§ **DATA SECTION**:

┏━━

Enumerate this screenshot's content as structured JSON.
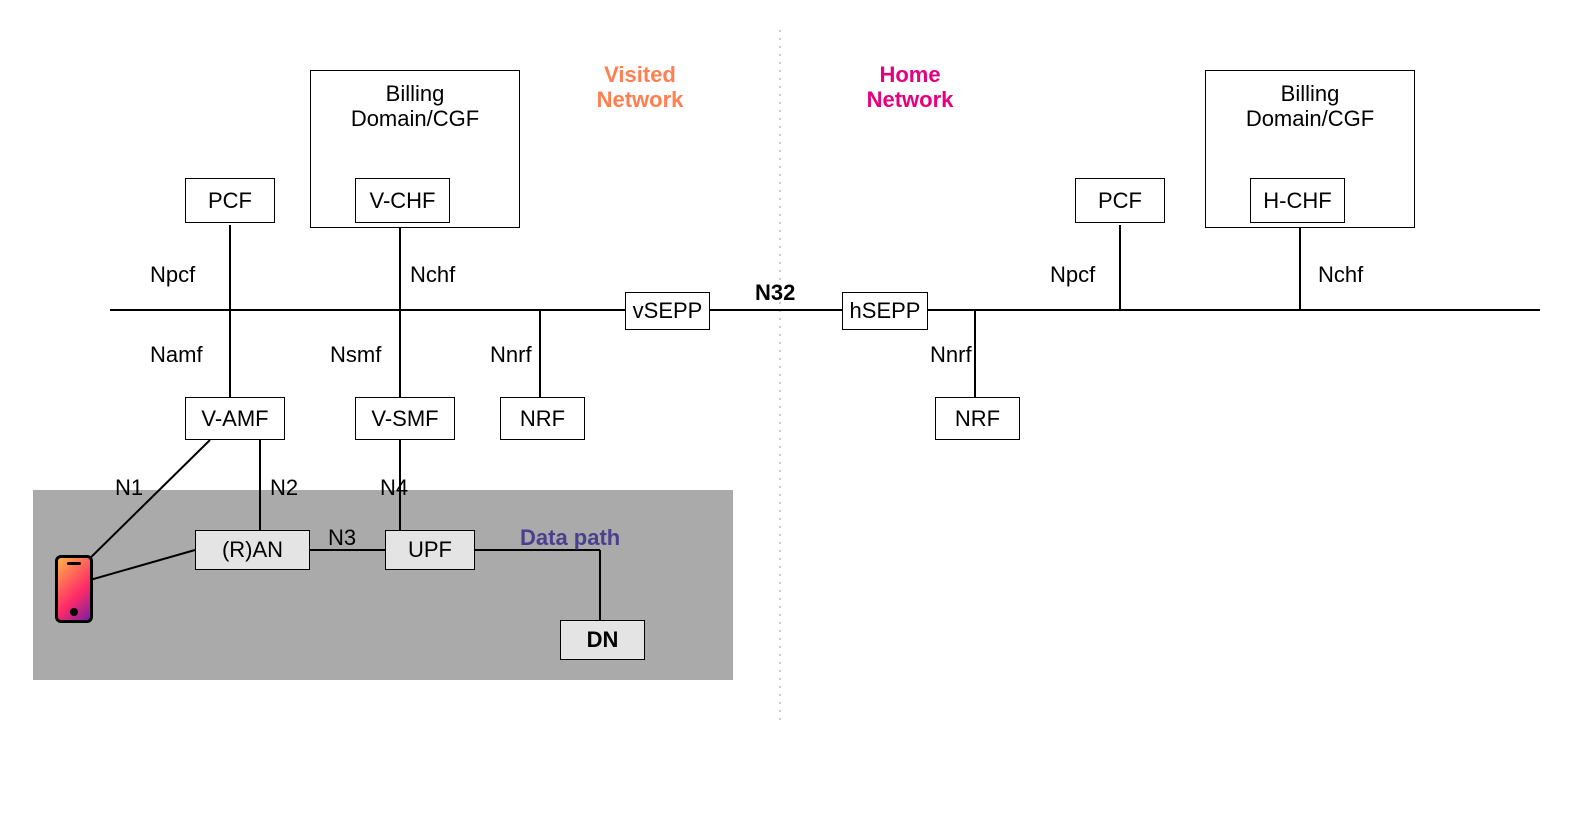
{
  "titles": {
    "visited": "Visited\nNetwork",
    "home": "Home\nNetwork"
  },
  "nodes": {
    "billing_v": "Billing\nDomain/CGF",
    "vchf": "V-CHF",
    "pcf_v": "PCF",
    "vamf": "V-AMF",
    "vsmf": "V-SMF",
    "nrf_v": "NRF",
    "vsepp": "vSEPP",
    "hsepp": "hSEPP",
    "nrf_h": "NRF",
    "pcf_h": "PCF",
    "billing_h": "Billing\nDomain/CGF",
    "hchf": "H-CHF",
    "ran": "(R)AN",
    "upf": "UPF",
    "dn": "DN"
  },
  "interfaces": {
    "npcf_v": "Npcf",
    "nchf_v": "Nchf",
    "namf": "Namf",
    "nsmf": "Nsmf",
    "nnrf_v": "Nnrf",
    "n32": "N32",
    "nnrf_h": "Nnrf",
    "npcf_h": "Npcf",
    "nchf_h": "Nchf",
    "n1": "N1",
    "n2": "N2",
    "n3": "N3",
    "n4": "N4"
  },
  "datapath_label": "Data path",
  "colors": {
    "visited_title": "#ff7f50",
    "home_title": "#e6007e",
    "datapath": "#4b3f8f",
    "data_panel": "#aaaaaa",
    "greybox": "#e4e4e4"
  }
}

┗━━

§ **PROBLEM STATEMENT**:
Pick each line holding the word "nDomain" out of the data and copy it.

§ **WRITTEN ANSWER**:
    "billing_v": "Billing\nDomain/CGF",
    "billing_h": "Billing\nDomain/CGF",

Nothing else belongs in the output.